Records from a dataset
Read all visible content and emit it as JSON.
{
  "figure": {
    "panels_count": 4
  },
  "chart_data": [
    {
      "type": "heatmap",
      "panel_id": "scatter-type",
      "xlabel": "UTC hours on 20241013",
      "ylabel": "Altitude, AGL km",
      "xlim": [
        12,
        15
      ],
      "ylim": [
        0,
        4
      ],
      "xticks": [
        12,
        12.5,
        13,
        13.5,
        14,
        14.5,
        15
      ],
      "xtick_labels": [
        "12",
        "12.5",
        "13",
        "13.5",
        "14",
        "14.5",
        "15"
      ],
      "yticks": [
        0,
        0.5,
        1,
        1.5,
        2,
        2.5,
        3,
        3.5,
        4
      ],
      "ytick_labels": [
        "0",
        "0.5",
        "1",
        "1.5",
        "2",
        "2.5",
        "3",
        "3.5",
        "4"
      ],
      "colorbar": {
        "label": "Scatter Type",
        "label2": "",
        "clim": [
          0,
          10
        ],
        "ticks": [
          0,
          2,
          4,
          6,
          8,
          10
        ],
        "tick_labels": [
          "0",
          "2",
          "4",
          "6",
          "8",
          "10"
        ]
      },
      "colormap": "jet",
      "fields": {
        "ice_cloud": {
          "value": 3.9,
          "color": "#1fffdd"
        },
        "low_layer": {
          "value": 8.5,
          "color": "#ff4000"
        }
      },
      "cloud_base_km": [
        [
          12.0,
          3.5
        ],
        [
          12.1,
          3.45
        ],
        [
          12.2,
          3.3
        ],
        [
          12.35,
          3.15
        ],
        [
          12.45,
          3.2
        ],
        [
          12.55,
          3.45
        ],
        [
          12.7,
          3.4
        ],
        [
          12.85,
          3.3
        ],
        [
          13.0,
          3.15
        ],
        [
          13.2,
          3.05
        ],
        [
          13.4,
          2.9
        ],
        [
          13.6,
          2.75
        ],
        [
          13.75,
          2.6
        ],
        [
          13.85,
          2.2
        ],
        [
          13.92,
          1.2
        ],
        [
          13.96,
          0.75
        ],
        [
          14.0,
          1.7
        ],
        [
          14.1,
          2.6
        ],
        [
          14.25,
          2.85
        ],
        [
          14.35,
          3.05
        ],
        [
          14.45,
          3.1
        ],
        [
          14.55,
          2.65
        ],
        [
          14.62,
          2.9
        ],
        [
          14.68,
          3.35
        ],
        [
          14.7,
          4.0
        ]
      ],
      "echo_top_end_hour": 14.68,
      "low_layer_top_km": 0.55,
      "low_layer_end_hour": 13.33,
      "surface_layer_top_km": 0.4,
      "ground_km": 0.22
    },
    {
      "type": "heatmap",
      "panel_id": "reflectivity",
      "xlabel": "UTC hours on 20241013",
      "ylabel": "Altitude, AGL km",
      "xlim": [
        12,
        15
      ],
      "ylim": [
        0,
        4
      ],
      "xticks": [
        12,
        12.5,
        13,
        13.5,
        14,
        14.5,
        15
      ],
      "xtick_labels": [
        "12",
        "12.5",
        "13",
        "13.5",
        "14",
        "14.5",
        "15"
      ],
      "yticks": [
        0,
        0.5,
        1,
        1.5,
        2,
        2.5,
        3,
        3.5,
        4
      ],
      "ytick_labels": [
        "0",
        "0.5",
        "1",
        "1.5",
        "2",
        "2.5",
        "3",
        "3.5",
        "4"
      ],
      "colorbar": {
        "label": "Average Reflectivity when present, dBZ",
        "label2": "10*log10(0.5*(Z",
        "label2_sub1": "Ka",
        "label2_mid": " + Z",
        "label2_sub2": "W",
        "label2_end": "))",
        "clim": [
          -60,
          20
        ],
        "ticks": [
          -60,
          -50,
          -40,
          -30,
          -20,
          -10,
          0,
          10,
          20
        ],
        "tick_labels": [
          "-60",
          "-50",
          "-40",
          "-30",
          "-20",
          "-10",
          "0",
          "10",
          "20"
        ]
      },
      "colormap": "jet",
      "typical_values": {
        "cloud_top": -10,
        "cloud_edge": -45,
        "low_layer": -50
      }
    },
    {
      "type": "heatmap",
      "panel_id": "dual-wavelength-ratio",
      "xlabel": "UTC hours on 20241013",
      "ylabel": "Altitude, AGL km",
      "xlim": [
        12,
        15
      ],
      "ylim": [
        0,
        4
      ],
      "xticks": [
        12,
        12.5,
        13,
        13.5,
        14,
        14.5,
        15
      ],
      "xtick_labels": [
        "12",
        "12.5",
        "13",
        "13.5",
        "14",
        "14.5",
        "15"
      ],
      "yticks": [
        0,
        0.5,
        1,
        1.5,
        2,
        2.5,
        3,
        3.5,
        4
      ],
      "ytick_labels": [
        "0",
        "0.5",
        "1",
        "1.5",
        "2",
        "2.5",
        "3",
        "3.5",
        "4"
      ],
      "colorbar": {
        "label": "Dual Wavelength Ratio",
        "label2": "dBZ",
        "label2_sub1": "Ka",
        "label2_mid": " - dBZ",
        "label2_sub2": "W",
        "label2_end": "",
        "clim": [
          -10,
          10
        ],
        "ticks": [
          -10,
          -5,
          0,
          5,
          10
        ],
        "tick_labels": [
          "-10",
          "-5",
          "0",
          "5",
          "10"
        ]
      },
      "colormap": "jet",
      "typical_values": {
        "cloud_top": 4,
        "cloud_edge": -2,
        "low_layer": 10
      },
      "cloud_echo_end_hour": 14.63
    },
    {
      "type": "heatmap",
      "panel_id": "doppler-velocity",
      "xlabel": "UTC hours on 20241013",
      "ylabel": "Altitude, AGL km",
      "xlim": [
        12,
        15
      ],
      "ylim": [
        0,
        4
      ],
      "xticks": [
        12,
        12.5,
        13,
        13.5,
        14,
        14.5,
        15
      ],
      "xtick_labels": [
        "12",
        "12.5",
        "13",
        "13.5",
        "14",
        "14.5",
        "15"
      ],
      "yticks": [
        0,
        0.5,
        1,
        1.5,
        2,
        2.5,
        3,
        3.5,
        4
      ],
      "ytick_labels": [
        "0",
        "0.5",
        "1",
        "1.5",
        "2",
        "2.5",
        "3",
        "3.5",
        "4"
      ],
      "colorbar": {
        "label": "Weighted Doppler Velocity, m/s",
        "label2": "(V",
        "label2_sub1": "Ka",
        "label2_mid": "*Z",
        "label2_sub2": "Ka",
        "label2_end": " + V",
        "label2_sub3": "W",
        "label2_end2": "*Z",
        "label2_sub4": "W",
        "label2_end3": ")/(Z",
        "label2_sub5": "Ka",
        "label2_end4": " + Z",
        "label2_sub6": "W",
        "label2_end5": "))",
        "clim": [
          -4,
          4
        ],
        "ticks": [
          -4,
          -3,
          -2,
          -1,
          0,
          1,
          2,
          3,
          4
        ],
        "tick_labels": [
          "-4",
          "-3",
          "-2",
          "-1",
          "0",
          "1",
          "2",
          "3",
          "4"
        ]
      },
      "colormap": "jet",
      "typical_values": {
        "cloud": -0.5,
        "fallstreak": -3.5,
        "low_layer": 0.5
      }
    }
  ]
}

* Task directions:
Give every line of the material again, exactly as it reads.

* Right answer:
Read all visible content and emit it as JSON.
{
  "figure": {
    "panels_count": 4
  },
  "chart_data": [
    {
      "type": "heatmap",
      "panel_id": "scatter-type",
      "xlabel": "UTC hours on 20241013",
      "ylabel": "Altitude, AGL km",
      "xlim": [
        12,
        15
      ],
      "ylim": [
        0,
        4
      ],
      "xticks": [
        12,
        12.5,
        13,
        13.5,
        14,
        14.5,
        15
      ],
      "xtick_labels": [
        "12",
        "12.5",
        "13",
        "13.5",
        "14",
        "14.5",
        "15"
      ],
      "yticks": [
        0,
        0.5,
        1,
        1.5,
        2,
        2.5,
        3,
        3.5,
        4
      ],
      "ytick_labels": [
        "0",
        "0.5",
        "1",
        "1.5",
        "2",
        "2.5",
        "3",
        "3.5",
        "4"
      ],
      "colorbar": {
        "label": "Scatter Type",
        "label2": "",
        "clim": [
          0,
          10
        ],
        "ticks": [
          0,
          2,
          4,
          6,
          8,
          10
        ],
        "tick_labels": [
          "0",
          "2",
          "4",
          "6",
          "8",
          "10"
        ]
      },
      "colormap": "jet",
      "fields": {
        "ice_cloud": {
          "value": 3.9,
          "color": "#1fffdd"
        },
        "low_layer": {
          "value": 8.5,
          "color": "#ff4000"
        }
      },
      "cloud_base_km": [
        [
          12.0,
          3.5
        ],
        [
          12.1,
          3.45
        ],
        [
          12.2,
          3.3
        ],
        [
          12.35,
          3.15
        ],
        [
          12.45,
          3.2
        ],
        [
          12.55,
          3.45
        ],
        [
          12.7,
          3.4
        ],
        [
          12.85,
          3.3
        ],
        [
          13.0,
          3.15
        ],
        [
          13.2,
          3.05
        ],
        [
          13.4,
          2.9
        ],
        [
          13.6,
          2.75
        ],
        [
          13.75,
          2.6
        ],
        [
          13.85,
          2.2
        ],
        [
          13.92,
          1.2
        ],
        [
          13.96,
          0.75
        ],
        [
          14.0,
          1.7
        ],
        [
          14.1,
          2.6
        ],
        [
          14.25,
          2.85
        ],
        [
          14.35,
          3.05
        ],
        [
          14.45,
          3.1
        ],
        [
          14.55,
          2.65
        ],
        [
          14.62,
          2.9
        ],
        [
          14.68,
          3.35
        ],
        [
          14.7,
          4.0
        ]
      ],
      "echo_top_end_hour": 14.68,
      "low_layer_top_km": 0.55,
      "low_layer_end_hour": 13.33,
      "surface_layer_top_km": 0.4,
      "ground_km": 0.22
    },
    {
      "type": "heatmap",
      "panel_id": "reflectivity",
      "xlabel": "UTC hours on 20241013",
      "ylabel": "Altitude, AGL km",
      "xlim": [
        12,
        15
      ],
      "ylim": [
        0,
        4
      ],
      "xticks": [
        12,
        12.5,
        13,
        13.5,
        14,
        14.5,
        15
      ],
      "xtick_labels": [
        "12",
        "12.5",
        "13",
        "13.5",
        "14",
        "14.5",
        "15"
      ],
      "yticks": [
        0,
        0.5,
        1,
        1.5,
        2,
        2.5,
        3,
        3.5,
        4
      ],
      "ytick_labels": [
        "0",
        "0.5",
        "1",
        "1.5",
        "2",
        "2.5",
        "3",
        "3.5",
        "4"
      ],
      "colorbar": {
        "label": "Average Reflectivity when present, dBZ",
        "label2": "10*log10(0.5*(Z",
        "label2_sub1": "Ka",
        "label2_mid": " + Z",
        "label2_sub2": "W",
        "label2_end": "))",
        "clim": [
          -60,
          20
        ],
        "ticks": [
          -60,
          -50,
          -40,
          -30,
          -20,
          -10,
          0,
          10,
          20
        ],
        "tick_labels": [
          "-60",
          "-50",
          "-40",
          "-30",
          "-20",
          "-10",
          "0",
          "10",
          "20"
        ]
      },
      "colormap": "jet",
      "typical_values": {
        "cloud_top": -10,
        "cloud_edge": -45,
        "low_layer": -50
      }
    },
    {
      "type": "heatmap",
      "panel_id": "dual-wavelength-ratio",
      "xlabel": "UTC hours on 20241013",
      "ylabel": "Altitude, AGL km",
      "xlim": [
        12,
        15
      ],
      "ylim": [
        0,
        4
      ],
      "xticks": [
        12,
        12.5,
        13,
        13.5,
        14,
        14.5,
        15
      ],
      "xtick_labels": [
        "12",
        "12.5",
        "13",
        "13.5",
        "14",
        "14.5",
        "15"
      ],
      "yticks": [
        0,
        0.5,
        1,
        1.5,
        2,
        2.5,
        3,
        3.5,
        4
      ],
      "ytick_labels": [
        "0",
        "0.5",
        "1",
        "1.5",
        "2",
        "2.5",
        "3",
        "3.5",
        "4"
      ],
      "colorbar": {
        "label": "Dual Wavelength Ratio",
        "label2": "dBZ",
        "label2_sub1": "Ka",
        "label2_mid": " - dBZ",
        "label2_sub2": "W",
        "label2_end": "",
        "clim": [
          -10,
          10
        ],
        "ticks": [
          -10,
          -5,
          0,
          5,
          10
        ],
        "tick_labels": [
          "-10",
          "-5",
          "0",
          "5",
          "10"
        ]
      },
      "colormap": "jet",
      "typical_values": {
        "cloud_top": 4,
        "cloud_edge": -2,
        "low_layer": 10
      },
      "cloud_echo_end_hour": 14.63
    },
    {
      "type": "heatmap",
      "panel_id": "doppler-velocity",
      "xlabel": "UTC hours on 20241013",
      "ylabel": "Altitude, AGL km",
      "xlim": [
        12,
        15
      ],
      "ylim": [
        0,
        4
      ],
      "xticks": [
        12,
        12.5,
        13,
        13.5,
        14,
        14.5,
        15
      ],
      "xtick_labels": [
        "12",
        "12.5",
        "13",
        "13.5",
        "14",
        "14.5",
        "15"
      ],
      "yticks": [
        0,
        0.5,
        1,
        1.5,
        2,
        2.5,
        3,
        3.5,
        4
      ],
      "ytick_labels": [
        "0",
        "0.5",
        "1",
        "1.5",
        "2",
        "2.5",
        "3",
        "3.5",
        "4"
      ],
      "colorbar": {
        "label": "Weighted Doppler Velocity, m/s",
        "label2": "(V",
        "label2_sub1": "Ka",
        "label2_mid": "*Z",
        "label2_sub2": "Ka",
        "label2_end": " + V",
        "label2_sub3": "W",
        "label2_end2": "*Z",
        "label2_sub4": "W",
        "label2_end3": ")/(Z",
        "label2_sub5": "Ka",
        "label2_end4": " + Z",
        "label2_sub6": "W",
        "label2_end5": "))",
        "clim": [
          -4,
          4
        ],
        "ticks": [
          -4,
          -3,
          -2,
          -1,
          0,
          1,
          2,
          3,
          4
        ],
        "tick_labels": [
          "-4",
          "-3",
          "-2",
          "-1",
          "0",
          "1",
          "2",
          "3",
          "4"
        ]
      },
      "colormap": "jet",
      "typical_values": {
        "cloud": -0.5,
        "fallstreak": -3.5,
        "low_layer": 0.5
      }
    }
  ]
}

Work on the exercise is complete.